• [Written task]:
Show all lines holding "Wickets".

• [Records about charts and figures]:
○ ○ ○ ○ ○ ○ ○
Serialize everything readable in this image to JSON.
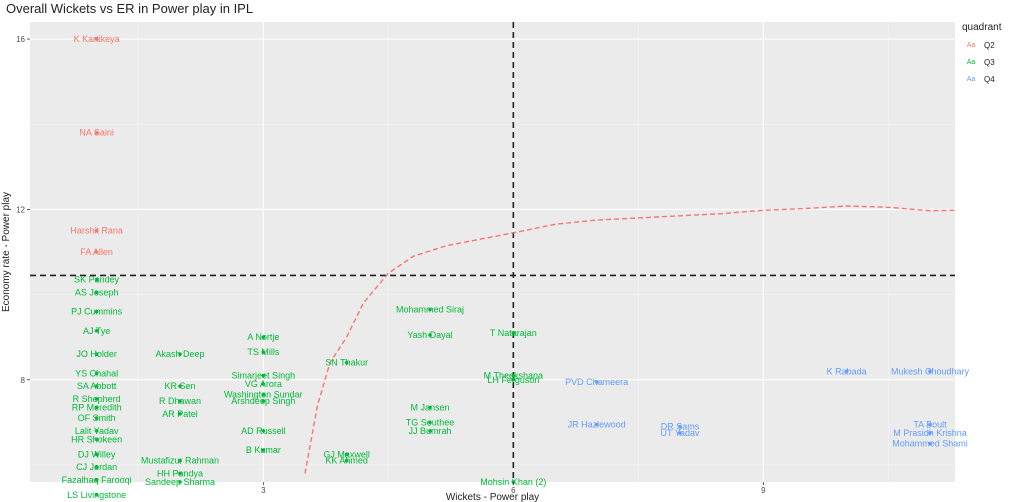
{
  "chart_data": {
    "type": "scatter",
    "title": "Overall Wickets vs ER in Power play in IPL",
    "xlabel": "Wickets - Power play",
    "ylabel": "Economy rate - Power play",
    "xlim": [
      0.2,
      11.3
    ],
    "ylim": [
      5.6,
      16.4
    ],
    "x_ticks": [
      3,
      6,
      9
    ],
    "y_ticks": [
      8,
      12,
      16
    ],
    "x_tick_labels": [
      "3",
      "6",
      "9"
    ],
    "y_tick_labels": [
      "8",
      "12",
      "16"
    ],
    "hline": 10.45,
    "vline": 6,
    "grid": true,
    "legend": {
      "title": "quadrant",
      "position": "right",
      "items": [
        {
          "key": "Aa",
          "label": "Q2",
          "color": "#F8766D"
        },
        {
          "key": "Aa",
          "label": "Q3",
          "color": "#00BA38"
        },
        {
          "key": "Aa",
          "label": "Q4",
          "color": "#619CFF"
        }
      ]
    },
    "trend": {
      "color": "#F8766D",
      "x": [
        3.5,
        3.65,
        3.8,
        4.0,
        4.2,
        4.5,
        4.8,
        5.2,
        5.6,
        6.0,
        6.5,
        7.0,
        7.5,
        8.0,
        8.5,
        9.0,
        9.5,
        10.0,
        10.5,
        11.0,
        11.3
      ],
      "y": [
        5.8,
        7.4,
        8.4,
        9.0,
        9.8,
        10.5,
        10.9,
        11.15,
        11.3,
        11.45,
        11.65,
        11.75,
        11.8,
        11.85,
        11.9,
        11.98,
        12.02,
        12.08,
        12.05,
        11.97,
        11.98
      ]
    },
    "series": [
      {
        "name": "Q2",
        "color": "#F8766D",
        "points": [
          {
            "label": "K Kartikeya",
            "x": 1,
            "y": 16.0
          },
          {
            "label": "NA Saini",
            "x": 1,
            "y": 13.8
          },
          {
            "label": "Harshit Rana",
            "x": 1,
            "y": 11.5
          },
          {
            "label": "FA Allen",
            "x": 1,
            "y": 11.0
          }
        ]
      },
      {
        "name": "Q3",
        "color": "#00BA38",
        "points": [
          {
            "label": "SK Pandey",
            "x": 1,
            "y": 10.35
          },
          {
            "label": "AS Joseph",
            "x": 1,
            "y": 10.05
          },
          {
            "label": "PJ Cummins",
            "x": 1,
            "y": 9.6
          },
          {
            "label": "AJ Tye",
            "x": 1,
            "y": 9.15
          },
          {
            "label": "JO Holder",
            "x": 1,
            "y": 8.6
          },
          {
            "label": "YS Chahal",
            "x": 1,
            "y": 8.15
          },
          {
            "label": "SA Abbott",
            "x": 1,
            "y": 7.85
          },
          {
            "label": "R Shepherd",
            "x": 1,
            "y": 7.55
          },
          {
            "label": "RP Meredith",
            "x": 1,
            "y": 7.35
          },
          {
            "label": "OF Smith",
            "x": 1,
            "y": 7.1
          },
          {
            "label": "Lalit Yadav",
            "x": 1,
            "y": 6.8
          },
          {
            "label": "HR Shokeen",
            "x": 1,
            "y": 6.6
          },
          {
            "label": "DJ Willey",
            "x": 1,
            "y": 6.25
          },
          {
            "label": "CJ Jordan",
            "x": 1,
            "y": 5.95
          },
          {
            "label": "Fazalhaq Farooqi",
            "x": 1,
            "y": 5.65
          },
          {
            "label": "LS Livingstone",
            "x": 1,
            "y": 5.3
          },
          {
            "label": "Akash Deep",
            "x": 2,
            "y": 8.6
          },
          {
            "label": "KR Sen",
            "x": 2,
            "y": 7.85
          },
          {
            "label": "R Dhawan",
            "x": 2,
            "y": 7.5
          },
          {
            "label": "AR Patel",
            "x": 2,
            "y": 7.2
          },
          {
            "label": "Mustafizur Rahman",
            "x": 2,
            "y": 6.1
          },
          {
            "label": "HH Pandya",
            "x": 2,
            "y": 5.8
          },
          {
            "label": "Sandeep Sharma",
            "x": 2,
            "y": 5.6
          },
          {
            "label": "A Nortje",
            "x": 3,
            "y": 9.0
          },
          {
            "label": "TS Mills",
            "x": 3,
            "y": 8.65
          },
          {
            "label": "Simarjeet Singh",
            "x": 3,
            "y": 8.1
          },
          {
            "label": "VG Arora",
            "x": 3,
            "y": 7.9
          },
          {
            "label": "Washington Sundar",
            "x": 3,
            "y": 7.65
          },
          {
            "label": "Arshdeep Singh",
            "x": 3,
            "y": 7.5
          },
          {
            "label": "AD Russell",
            "x": 3,
            "y": 6.8
          },
          {
            "label": "B Kumar",
            "x": 3,
            "y": 6.35
          },
          {
            "label": "SN Thakur",
            "x": 4,
            "y": 8.4
          },
          {
            "label": "GJ Maxwell",
            "x": 4,
            "y": 6.25
          },
          {
            "label": "KK Ahmed",
            "x": 4,
            "y": 6.1
          },
          {
            "label": "Mohammed Siraj",
            "x": 5,
            "y": 9.65
          },
          {
            "label": "Yash Dayal",
            "x": 5,
            "y": 9.05
          },
          {
            "label": "M Jansen",
            "x": 5,
            "y": 7.35
          },
          {
            "label": "TG Southee",
            "x": 5,
            "y": 7.0
          },
          {
            "label": "JJ Bumrah",
            "x": 5,
            "y": 6.8
          },
          {
            "label": "T Natarajan",
            "x": 6,
            "y": 9.1
          },
          {
            "label": "M Theekshana",
            "x": 6,
            "y": 8.1
          },
          {
            "label": "LH Ferguson",
            "x": 6,
            "y": 8.0
          },
          {
            "label": "Mohsin Khan (2)",
            "x": 6,
            "y": 5.6
          }
        ]
      },
      {
        "name": "Q4",
        "color": "#619CFF",
        "points": [
          {
            "label": "PVD Chameera",
            "x": 7,
            "y": 7.95
          },
          {
            "label": "JR Hazlewood",
            "x": 7,
            "y": 6.95
          },
          {
            "label": "DR Sams",
            "x": 8,
            "y": 6.9
          },
          {
            "label": "UT Yadav",
            "x": 8,
            "y": 6.75
          },
          {
            "label": "K Rabada",
            "x": 10,
            "y": 8.2
          },
          {
            "label": "Mukesh Choudhary",
            "x": 11,
            "y": 8.2
          },
          {
            "label": "TA Boult",
            "x": 11,
            "y": 6.95
          },
          {
            "label": "M Prasidh Krishna",
            "x": 11,
            "y": 6.75
          },
          {
            "label": "Mohammed Shami",
            "x": 11,
            "y": 6.5
          }
        ]
      }
    ]
  }
}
○ ○ ○ ○ ○ ○ ○
• [Answer in full]:
    "title": "Overall Wickets vs ER in Power play in IPL",
    "xlabel": "Wickets - Power play",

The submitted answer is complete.